STATED TASK> Provide only the number of lines in the data below that contain the word "JSON".

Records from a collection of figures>
::::::::::
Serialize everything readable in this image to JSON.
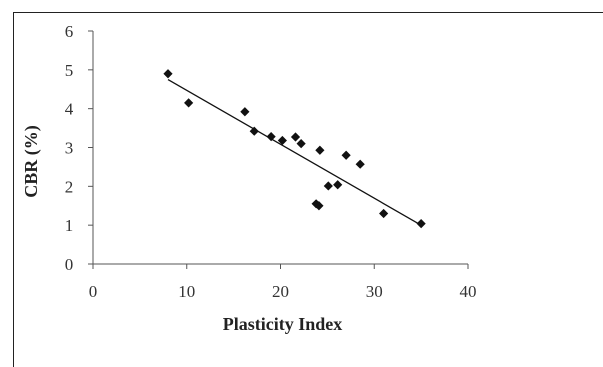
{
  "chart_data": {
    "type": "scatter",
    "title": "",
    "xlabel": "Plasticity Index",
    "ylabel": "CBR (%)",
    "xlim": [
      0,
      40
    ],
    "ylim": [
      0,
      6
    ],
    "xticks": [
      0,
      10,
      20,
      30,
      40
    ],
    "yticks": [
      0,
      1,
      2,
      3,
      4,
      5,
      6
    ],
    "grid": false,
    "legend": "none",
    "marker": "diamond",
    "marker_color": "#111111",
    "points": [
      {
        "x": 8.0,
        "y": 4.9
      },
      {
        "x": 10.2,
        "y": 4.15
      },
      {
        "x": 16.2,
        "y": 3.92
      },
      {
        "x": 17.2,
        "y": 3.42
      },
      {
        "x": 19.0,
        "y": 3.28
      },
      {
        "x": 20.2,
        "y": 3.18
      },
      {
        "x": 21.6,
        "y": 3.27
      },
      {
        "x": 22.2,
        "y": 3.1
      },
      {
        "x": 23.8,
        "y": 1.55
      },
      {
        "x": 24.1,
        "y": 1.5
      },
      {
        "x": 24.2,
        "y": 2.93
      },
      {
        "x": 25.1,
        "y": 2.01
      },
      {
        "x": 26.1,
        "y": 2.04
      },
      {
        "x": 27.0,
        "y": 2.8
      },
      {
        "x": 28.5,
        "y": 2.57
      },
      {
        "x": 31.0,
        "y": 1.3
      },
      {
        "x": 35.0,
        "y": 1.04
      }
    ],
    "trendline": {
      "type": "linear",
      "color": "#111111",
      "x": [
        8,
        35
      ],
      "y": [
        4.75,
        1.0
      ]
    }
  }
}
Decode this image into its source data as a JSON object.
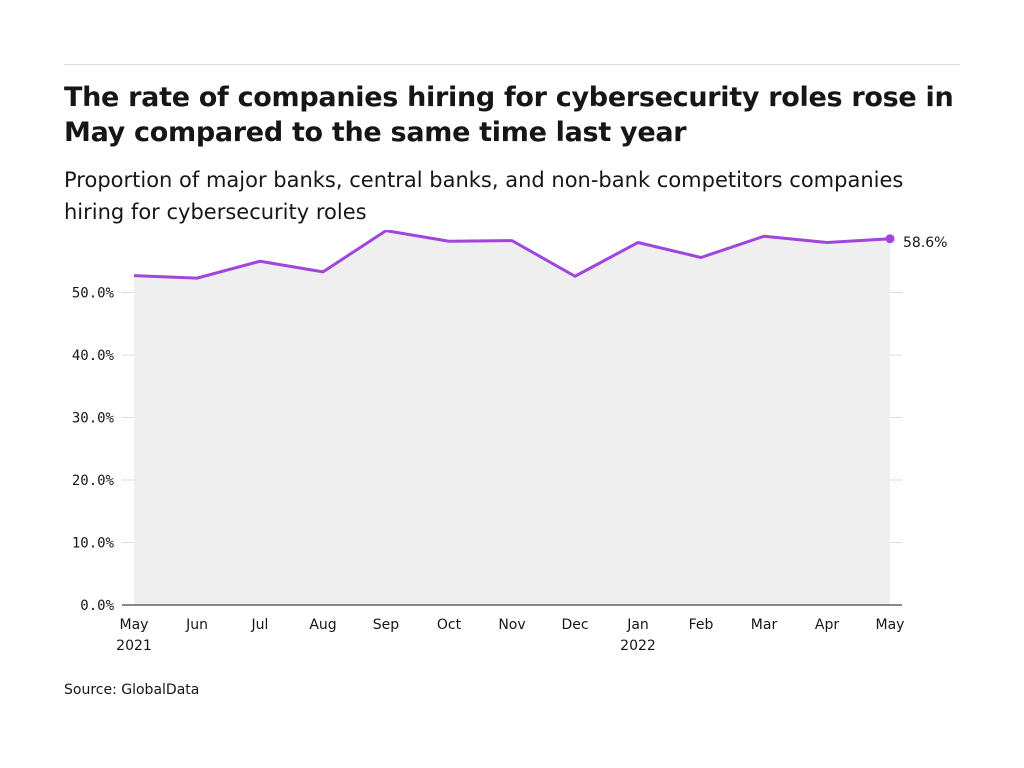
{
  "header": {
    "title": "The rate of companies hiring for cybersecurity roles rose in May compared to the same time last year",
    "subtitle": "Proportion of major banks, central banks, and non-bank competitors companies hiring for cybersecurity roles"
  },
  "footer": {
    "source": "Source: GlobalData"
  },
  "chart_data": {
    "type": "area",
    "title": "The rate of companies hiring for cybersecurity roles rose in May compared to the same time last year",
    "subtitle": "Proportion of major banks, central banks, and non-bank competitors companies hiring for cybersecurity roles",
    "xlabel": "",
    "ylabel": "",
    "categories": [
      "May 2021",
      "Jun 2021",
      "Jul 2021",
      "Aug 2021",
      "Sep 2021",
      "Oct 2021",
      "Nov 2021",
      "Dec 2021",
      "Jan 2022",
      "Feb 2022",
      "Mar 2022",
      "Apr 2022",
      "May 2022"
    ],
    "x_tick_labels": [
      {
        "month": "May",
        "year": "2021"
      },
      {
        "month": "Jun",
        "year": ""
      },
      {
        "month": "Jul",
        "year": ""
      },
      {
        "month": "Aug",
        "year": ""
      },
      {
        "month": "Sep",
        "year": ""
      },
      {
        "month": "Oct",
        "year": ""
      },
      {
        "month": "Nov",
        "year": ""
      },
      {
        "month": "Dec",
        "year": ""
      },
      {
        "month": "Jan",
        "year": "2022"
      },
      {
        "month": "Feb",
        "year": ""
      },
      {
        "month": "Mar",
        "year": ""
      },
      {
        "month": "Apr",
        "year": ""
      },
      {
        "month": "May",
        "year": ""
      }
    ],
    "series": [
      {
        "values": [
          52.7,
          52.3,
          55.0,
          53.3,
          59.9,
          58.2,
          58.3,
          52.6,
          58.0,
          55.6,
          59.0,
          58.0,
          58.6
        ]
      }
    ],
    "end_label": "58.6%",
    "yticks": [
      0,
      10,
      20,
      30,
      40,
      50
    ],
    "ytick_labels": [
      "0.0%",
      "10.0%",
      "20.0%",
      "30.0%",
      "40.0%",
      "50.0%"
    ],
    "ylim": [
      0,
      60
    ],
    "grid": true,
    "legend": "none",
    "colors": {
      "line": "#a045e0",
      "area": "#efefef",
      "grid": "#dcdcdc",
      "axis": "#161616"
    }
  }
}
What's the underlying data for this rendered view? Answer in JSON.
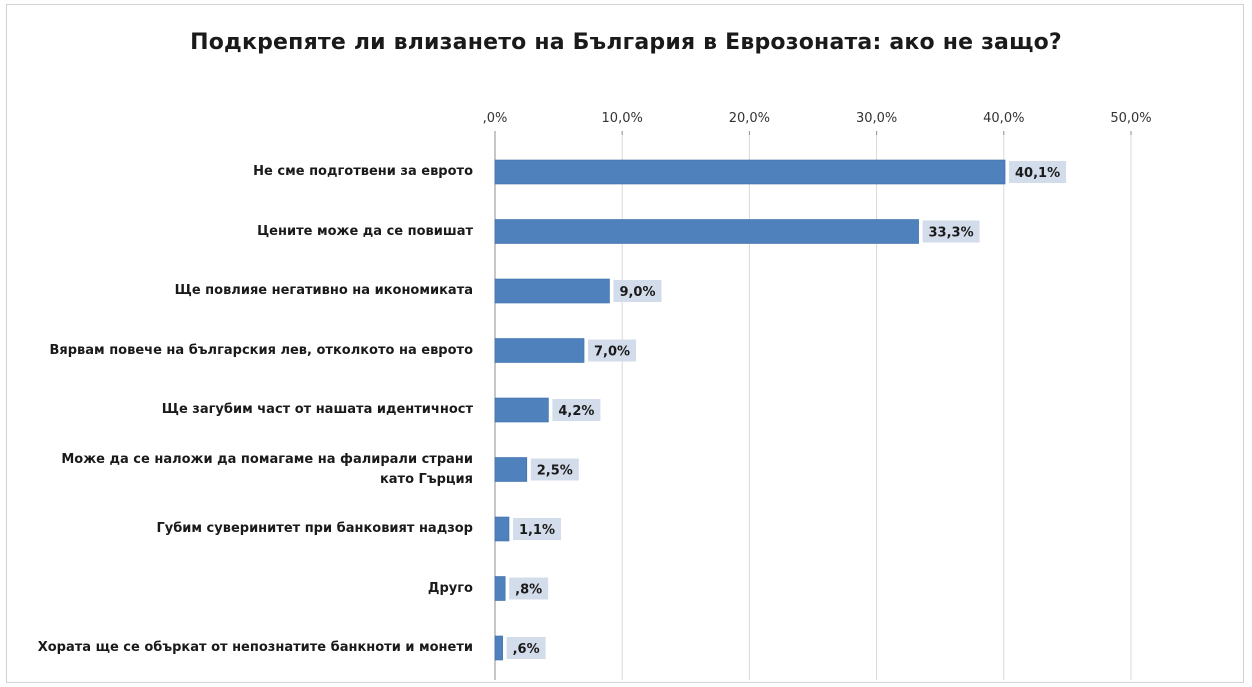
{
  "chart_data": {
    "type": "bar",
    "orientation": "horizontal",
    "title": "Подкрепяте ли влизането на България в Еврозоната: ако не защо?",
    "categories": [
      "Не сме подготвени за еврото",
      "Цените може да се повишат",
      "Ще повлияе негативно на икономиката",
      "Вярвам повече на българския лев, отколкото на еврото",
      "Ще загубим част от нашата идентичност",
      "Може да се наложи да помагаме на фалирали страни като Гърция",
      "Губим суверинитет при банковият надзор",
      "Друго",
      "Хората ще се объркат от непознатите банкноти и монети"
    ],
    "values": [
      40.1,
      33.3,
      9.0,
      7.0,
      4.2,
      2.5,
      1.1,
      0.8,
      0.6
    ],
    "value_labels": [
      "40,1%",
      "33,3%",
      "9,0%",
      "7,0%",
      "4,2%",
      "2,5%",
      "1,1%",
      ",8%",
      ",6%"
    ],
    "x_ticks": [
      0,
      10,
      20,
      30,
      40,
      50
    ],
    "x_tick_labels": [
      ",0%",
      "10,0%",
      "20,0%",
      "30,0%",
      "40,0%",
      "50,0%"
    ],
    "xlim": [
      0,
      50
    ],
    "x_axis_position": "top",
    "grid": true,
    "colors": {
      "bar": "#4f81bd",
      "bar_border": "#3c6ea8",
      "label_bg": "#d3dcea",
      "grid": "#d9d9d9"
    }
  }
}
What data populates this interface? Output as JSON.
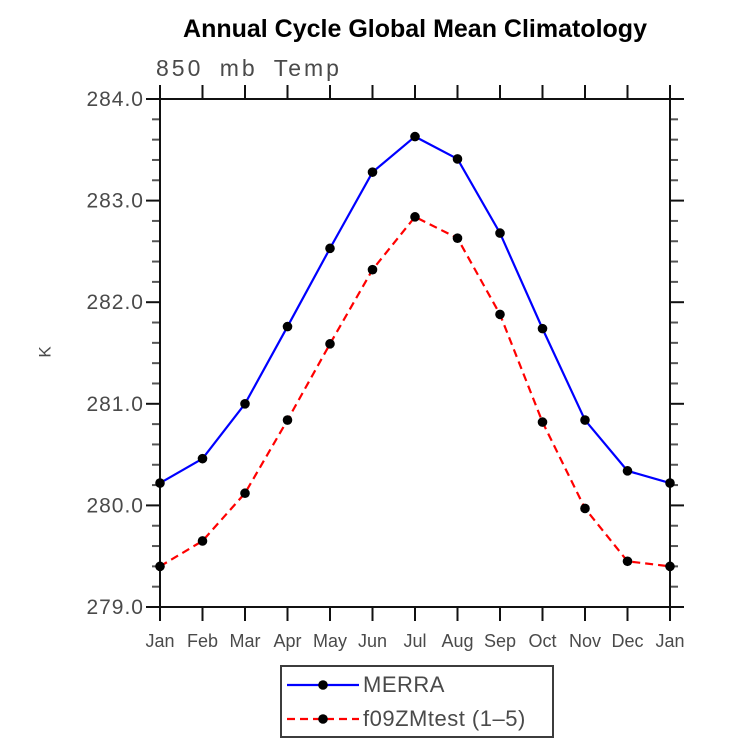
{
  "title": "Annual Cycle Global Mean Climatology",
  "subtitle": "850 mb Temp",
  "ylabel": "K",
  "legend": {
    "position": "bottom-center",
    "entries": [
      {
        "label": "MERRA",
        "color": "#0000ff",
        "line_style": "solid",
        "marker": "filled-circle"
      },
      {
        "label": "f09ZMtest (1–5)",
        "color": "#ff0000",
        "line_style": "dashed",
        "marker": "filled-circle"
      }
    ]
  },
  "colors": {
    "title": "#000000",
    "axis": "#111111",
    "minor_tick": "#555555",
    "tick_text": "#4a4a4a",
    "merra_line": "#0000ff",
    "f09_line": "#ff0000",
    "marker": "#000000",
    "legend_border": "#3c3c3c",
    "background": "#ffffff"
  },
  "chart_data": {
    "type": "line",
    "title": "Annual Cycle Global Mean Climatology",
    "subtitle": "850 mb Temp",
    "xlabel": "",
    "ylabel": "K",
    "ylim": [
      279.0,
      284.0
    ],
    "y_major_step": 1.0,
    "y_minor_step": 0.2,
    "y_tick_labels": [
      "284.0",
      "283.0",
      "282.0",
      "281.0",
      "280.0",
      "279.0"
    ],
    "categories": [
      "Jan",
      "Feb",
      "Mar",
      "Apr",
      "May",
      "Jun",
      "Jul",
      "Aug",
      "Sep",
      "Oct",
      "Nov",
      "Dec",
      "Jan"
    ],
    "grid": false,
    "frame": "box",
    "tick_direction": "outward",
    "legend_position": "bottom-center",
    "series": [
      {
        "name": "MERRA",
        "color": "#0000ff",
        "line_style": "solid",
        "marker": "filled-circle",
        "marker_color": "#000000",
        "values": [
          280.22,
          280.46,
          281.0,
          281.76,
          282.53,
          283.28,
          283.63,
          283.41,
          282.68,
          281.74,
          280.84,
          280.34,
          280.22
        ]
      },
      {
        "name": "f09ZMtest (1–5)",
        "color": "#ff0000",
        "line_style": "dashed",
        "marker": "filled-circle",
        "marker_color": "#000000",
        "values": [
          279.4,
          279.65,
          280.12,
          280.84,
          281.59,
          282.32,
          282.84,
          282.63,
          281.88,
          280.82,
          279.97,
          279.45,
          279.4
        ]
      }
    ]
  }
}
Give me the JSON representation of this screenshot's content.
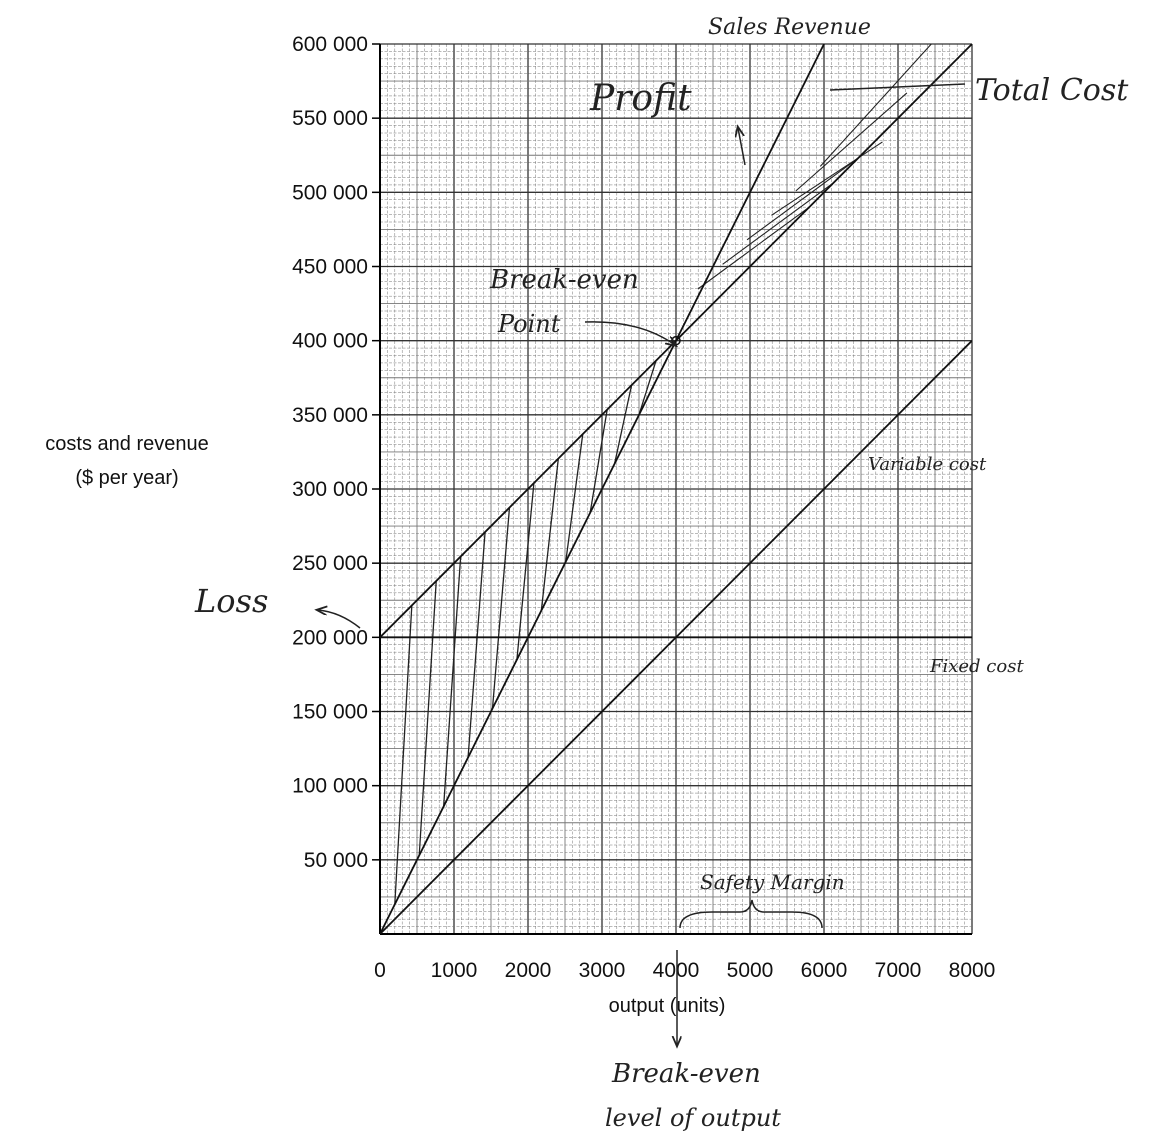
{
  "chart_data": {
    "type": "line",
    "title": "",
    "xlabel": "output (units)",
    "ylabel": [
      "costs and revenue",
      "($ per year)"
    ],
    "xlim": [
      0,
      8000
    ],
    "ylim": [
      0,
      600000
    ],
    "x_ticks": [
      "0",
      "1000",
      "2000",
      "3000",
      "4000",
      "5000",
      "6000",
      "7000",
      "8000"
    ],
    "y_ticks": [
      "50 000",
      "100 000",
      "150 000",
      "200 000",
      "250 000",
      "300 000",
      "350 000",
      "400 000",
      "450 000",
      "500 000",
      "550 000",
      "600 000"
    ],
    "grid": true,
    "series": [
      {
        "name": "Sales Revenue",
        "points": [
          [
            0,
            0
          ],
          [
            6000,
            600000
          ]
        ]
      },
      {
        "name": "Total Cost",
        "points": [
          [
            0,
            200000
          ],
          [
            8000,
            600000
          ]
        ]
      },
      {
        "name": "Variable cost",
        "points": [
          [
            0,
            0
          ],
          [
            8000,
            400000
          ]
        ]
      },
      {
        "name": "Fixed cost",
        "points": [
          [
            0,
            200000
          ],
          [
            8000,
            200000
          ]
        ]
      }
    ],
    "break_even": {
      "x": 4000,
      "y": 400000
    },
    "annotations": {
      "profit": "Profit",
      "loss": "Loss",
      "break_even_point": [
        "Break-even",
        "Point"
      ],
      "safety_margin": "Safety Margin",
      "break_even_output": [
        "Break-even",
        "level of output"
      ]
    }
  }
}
::::::::::
EXERCISE ANSWER> 5